Your task> State how many lines in these records contain the word "fold", and nothing else.

Records supplied>
----

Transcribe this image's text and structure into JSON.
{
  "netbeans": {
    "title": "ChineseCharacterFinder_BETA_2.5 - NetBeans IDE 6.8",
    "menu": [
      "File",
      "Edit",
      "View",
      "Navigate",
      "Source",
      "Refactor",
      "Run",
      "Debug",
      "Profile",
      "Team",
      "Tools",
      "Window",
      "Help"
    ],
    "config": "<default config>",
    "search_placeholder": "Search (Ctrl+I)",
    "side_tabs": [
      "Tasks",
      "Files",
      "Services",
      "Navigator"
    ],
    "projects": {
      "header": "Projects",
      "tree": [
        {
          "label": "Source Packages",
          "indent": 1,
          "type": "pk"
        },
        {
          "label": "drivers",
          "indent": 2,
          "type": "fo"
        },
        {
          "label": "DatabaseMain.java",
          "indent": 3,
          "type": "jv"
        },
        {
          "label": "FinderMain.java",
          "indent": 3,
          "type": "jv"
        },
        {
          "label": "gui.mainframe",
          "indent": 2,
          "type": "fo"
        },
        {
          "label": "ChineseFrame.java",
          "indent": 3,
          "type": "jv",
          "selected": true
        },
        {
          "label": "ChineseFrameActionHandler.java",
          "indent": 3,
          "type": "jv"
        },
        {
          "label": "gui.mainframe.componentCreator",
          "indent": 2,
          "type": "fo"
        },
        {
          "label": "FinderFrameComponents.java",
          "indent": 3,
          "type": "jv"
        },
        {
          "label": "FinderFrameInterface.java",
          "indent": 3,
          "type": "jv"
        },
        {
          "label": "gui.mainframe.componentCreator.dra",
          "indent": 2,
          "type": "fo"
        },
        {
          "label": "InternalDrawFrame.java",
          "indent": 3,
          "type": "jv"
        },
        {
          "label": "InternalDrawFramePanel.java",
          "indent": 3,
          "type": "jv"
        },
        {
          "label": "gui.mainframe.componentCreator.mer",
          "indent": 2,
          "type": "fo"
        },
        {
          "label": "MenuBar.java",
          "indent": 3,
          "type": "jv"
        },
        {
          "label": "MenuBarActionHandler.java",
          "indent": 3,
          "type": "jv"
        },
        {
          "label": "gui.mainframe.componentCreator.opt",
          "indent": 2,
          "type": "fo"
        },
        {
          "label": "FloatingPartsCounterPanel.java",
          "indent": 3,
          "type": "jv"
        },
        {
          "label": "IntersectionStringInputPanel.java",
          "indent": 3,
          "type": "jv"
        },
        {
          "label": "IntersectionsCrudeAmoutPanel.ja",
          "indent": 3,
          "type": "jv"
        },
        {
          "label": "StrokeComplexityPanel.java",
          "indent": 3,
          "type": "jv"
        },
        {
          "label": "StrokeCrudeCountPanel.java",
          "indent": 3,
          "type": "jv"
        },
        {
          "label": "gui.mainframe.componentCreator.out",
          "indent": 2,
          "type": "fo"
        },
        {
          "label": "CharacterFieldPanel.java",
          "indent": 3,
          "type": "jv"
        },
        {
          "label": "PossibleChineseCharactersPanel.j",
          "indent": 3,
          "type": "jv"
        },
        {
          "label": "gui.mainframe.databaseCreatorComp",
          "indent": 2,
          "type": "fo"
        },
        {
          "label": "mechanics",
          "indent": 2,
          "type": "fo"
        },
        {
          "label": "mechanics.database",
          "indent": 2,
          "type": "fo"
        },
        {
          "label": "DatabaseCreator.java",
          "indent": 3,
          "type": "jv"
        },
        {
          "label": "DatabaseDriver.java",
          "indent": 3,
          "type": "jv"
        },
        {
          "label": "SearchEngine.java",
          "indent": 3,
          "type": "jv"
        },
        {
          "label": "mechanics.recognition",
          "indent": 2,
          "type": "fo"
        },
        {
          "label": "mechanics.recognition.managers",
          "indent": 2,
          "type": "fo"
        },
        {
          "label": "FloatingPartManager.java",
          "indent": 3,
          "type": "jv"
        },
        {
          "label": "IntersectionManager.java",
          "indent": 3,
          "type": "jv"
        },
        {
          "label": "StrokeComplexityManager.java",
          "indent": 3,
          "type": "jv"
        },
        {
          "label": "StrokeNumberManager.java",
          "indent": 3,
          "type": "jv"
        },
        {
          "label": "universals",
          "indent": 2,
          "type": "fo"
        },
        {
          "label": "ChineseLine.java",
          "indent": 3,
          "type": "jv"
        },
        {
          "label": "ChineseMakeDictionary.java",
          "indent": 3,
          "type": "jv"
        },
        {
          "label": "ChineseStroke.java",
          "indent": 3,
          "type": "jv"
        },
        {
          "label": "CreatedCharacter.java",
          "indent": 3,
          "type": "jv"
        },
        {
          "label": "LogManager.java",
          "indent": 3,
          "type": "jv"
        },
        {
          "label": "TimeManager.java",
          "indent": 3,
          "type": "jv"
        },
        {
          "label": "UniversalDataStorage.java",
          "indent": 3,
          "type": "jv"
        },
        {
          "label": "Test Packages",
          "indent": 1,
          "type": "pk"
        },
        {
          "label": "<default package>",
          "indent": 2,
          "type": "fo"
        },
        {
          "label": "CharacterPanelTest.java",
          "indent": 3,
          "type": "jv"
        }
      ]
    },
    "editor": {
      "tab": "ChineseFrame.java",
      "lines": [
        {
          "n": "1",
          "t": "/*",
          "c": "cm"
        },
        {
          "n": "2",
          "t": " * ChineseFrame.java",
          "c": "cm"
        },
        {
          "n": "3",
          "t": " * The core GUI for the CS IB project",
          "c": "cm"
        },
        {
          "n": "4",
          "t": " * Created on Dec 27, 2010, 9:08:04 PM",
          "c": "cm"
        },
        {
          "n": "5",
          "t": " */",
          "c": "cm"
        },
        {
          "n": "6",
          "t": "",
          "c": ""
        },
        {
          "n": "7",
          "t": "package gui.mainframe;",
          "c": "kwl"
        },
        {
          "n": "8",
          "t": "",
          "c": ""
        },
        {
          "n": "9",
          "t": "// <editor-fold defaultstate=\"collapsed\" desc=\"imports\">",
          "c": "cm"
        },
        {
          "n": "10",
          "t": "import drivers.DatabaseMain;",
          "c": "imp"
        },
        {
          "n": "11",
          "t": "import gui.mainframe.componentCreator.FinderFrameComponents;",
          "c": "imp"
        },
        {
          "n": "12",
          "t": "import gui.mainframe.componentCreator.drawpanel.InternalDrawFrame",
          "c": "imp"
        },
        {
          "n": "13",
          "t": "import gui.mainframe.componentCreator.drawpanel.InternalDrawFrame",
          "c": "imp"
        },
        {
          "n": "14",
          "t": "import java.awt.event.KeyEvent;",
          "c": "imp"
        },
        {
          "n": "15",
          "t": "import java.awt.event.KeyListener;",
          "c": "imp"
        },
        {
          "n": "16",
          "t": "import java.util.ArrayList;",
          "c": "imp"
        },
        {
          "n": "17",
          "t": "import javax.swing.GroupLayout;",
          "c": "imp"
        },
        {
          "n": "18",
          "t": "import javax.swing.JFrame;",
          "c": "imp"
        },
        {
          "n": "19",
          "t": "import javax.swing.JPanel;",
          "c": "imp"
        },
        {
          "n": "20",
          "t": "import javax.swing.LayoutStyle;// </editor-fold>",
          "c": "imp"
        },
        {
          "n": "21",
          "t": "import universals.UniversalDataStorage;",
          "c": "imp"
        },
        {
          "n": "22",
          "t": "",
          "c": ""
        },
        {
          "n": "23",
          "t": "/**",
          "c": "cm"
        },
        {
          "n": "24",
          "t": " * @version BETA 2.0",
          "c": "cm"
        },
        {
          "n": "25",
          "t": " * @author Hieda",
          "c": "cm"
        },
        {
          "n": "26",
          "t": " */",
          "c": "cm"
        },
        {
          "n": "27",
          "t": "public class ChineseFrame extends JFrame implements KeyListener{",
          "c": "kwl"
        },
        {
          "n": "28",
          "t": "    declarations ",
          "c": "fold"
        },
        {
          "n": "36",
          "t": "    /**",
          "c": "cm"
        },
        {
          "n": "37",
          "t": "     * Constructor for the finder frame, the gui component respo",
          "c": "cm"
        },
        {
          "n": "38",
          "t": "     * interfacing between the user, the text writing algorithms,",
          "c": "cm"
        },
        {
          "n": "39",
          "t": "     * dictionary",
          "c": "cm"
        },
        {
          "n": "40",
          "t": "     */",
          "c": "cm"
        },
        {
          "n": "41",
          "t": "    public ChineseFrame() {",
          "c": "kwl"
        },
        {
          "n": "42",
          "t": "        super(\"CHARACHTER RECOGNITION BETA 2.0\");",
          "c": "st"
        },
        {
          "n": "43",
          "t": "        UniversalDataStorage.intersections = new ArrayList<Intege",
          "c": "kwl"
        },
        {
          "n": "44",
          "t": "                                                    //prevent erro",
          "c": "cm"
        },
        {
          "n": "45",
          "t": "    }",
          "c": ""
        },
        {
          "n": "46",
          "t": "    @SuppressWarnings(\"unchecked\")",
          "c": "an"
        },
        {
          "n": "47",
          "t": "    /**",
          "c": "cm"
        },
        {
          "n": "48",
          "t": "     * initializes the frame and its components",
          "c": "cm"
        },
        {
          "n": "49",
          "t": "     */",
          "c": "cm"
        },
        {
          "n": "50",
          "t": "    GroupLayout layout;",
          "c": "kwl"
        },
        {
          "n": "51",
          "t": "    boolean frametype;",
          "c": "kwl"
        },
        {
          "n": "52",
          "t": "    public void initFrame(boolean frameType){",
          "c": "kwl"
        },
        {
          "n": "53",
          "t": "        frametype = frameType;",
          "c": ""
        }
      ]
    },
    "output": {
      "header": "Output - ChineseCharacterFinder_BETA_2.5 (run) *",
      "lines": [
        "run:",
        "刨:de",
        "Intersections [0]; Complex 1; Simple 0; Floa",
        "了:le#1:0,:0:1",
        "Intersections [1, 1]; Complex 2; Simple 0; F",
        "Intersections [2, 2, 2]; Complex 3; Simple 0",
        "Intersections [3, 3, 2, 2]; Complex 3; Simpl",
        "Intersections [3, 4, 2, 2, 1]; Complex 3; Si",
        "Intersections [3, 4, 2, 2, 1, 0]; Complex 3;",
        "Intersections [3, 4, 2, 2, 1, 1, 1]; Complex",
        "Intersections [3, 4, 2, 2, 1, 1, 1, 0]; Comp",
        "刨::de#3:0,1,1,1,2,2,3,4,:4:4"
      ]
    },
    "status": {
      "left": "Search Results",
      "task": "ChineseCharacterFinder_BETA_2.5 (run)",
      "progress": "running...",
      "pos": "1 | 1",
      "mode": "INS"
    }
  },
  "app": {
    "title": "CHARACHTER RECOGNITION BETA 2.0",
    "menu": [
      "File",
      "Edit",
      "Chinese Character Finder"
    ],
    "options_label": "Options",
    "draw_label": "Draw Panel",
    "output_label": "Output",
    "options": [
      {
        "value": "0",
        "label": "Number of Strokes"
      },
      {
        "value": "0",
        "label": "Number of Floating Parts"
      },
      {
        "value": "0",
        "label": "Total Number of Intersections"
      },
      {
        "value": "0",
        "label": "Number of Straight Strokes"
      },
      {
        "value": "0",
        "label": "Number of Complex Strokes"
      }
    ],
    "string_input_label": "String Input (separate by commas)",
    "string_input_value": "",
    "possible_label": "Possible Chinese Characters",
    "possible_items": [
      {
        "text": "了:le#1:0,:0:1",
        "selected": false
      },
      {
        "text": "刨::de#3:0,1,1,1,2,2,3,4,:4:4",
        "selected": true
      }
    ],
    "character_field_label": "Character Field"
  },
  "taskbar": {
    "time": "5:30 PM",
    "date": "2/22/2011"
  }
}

----

Expected answer> 3